§ Exercise brief
Find the string "미용건강과" in the records. Copy every line it appears in.

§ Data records
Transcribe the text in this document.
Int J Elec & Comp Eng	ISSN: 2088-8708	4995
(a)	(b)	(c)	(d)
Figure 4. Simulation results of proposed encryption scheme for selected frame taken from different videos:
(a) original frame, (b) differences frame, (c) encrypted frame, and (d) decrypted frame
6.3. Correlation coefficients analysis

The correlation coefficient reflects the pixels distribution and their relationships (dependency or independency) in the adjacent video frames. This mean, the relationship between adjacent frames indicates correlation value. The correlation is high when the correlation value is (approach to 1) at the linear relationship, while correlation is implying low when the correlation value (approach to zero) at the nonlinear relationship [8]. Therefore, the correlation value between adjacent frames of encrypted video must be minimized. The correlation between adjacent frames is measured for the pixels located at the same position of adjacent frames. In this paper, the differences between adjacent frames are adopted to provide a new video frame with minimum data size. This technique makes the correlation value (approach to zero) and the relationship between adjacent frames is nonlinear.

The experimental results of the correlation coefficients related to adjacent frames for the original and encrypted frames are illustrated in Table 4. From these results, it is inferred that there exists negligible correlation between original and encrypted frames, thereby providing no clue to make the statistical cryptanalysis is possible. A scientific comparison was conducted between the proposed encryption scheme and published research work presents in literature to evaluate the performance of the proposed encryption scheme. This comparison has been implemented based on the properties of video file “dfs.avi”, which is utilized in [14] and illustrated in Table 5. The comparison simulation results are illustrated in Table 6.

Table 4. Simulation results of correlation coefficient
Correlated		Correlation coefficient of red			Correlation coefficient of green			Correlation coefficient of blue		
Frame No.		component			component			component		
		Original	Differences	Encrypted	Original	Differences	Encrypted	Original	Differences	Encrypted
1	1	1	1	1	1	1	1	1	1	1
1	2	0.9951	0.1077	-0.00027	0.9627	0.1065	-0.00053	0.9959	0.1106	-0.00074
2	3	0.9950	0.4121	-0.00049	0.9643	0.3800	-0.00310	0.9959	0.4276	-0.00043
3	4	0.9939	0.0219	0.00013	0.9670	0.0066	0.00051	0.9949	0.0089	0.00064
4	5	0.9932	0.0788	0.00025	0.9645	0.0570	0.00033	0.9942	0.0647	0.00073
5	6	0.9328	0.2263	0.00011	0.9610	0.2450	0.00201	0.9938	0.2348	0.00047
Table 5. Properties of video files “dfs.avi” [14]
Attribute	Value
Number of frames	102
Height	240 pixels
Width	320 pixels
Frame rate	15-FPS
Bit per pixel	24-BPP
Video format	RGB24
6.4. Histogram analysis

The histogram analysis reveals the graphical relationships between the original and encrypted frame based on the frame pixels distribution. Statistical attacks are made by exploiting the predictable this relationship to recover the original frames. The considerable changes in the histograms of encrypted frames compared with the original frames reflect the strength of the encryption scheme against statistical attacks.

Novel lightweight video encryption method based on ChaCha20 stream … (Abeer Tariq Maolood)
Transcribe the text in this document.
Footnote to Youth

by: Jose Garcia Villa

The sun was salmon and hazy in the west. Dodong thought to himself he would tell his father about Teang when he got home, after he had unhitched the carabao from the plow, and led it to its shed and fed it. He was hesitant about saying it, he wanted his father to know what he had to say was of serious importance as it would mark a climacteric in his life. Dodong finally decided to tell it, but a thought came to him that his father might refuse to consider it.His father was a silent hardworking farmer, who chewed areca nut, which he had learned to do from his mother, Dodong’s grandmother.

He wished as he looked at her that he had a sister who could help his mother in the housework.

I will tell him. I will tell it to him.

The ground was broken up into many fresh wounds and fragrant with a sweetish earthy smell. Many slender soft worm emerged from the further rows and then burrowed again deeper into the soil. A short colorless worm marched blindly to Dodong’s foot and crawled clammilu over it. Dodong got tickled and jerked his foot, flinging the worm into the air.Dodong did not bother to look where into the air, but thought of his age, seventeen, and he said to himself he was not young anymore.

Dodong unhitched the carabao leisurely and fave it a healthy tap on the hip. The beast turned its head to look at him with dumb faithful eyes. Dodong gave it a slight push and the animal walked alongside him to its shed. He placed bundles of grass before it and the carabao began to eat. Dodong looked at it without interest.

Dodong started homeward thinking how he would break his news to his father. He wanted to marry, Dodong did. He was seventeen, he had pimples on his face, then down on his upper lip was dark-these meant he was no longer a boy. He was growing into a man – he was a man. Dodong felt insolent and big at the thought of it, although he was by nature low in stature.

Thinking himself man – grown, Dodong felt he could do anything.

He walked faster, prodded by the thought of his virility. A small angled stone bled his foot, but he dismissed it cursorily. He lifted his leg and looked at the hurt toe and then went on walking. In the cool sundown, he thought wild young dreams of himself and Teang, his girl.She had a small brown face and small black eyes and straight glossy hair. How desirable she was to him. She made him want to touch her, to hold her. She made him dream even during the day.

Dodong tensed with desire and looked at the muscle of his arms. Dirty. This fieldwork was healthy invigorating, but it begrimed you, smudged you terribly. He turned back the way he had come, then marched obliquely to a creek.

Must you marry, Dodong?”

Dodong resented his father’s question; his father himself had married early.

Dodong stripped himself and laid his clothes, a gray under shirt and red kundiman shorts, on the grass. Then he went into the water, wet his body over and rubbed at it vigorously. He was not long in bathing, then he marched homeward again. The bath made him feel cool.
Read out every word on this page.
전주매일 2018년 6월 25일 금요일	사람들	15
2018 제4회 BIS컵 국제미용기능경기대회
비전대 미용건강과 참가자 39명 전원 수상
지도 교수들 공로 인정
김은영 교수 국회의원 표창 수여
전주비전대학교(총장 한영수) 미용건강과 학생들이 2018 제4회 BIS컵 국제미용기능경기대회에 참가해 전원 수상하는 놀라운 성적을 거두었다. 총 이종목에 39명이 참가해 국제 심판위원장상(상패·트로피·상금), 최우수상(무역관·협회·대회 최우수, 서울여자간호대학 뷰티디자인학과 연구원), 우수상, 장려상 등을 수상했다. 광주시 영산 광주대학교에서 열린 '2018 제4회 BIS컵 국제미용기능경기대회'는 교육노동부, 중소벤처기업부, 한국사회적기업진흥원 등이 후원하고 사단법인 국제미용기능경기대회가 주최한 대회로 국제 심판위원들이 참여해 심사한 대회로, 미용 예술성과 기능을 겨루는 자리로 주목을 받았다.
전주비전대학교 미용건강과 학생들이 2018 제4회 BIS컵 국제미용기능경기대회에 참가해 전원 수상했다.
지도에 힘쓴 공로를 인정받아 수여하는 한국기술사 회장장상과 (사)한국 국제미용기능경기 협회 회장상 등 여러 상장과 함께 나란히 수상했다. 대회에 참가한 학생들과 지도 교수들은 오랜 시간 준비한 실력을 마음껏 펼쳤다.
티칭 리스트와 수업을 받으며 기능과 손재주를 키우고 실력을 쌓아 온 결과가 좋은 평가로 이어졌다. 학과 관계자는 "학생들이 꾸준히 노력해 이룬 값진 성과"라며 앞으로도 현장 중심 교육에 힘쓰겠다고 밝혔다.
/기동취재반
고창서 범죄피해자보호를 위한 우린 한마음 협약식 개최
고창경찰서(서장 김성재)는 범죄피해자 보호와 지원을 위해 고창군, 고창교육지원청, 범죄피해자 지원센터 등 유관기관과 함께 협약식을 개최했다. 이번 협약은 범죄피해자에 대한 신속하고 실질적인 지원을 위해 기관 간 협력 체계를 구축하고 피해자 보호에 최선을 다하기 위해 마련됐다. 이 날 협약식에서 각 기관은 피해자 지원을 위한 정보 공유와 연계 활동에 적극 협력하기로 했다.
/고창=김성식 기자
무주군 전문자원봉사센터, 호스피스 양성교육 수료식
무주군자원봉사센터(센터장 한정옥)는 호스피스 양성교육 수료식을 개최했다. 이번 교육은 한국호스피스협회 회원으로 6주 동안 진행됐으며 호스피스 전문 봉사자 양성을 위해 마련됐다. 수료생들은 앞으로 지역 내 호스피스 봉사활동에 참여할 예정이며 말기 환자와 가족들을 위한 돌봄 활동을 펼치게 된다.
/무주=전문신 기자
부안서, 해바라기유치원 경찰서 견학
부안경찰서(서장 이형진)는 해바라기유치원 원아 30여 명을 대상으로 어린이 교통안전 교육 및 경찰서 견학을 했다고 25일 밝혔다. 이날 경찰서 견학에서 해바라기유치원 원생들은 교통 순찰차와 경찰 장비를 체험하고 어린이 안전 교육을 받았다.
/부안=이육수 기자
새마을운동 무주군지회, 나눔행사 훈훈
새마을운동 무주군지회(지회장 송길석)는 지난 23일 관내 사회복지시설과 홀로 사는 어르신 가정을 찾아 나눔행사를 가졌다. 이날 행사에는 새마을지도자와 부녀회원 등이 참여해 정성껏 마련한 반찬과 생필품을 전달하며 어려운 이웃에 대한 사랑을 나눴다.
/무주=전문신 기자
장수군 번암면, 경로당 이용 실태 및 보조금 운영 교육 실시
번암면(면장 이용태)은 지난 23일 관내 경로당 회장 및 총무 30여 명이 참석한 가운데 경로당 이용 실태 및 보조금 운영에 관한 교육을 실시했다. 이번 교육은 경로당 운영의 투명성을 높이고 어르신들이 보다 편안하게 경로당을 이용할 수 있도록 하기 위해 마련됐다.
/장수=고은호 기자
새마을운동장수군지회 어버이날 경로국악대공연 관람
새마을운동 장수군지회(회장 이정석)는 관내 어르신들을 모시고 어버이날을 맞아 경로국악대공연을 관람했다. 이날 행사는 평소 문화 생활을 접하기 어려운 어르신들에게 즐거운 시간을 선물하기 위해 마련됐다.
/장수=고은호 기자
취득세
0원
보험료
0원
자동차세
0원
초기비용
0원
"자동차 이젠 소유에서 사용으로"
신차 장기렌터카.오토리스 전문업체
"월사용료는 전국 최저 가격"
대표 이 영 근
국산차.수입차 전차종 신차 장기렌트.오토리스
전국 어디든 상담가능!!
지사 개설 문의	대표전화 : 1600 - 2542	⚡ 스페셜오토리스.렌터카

§ Right answer
비전대 미용건강과 참가자 39명 전원 수상
전주비전대학교(총장 한영수) 미용건강과 학생들이 2018 제4회 BIS컵 국제미용기능경기대회에 참가해 전원 수상하는 놀라운 성적을 거두었다. 총 이종목에 39명이 참가해 국제 심판위원장상(상패·트로피·상금), 최우수상(무역관·협회·대회 최우수, 서울여자간호대학 뷰티디자인학과 연구원), 우수상, 장려상 등을 수상했다. 광주시 영산 광주대학교에서 열린 '2018 제4회 BIS컵 국제미용기능경기대회'는 교육노동부, 중소벤처기업부, 한국사회적기업진흥원 등이 후원하고 사단법인 국제미용기능경기대회가 주최한 대회로 국제 심판위원들이 참여해 심사한 대회로, 미용 예술성과 기능을 겨루는 자리로 주목을 받았다.
전주비전대학교 미용건강과 학생들이 2018 제4회 BIS컵 국제미용기능경기대회에 참가해 전원 수상했다.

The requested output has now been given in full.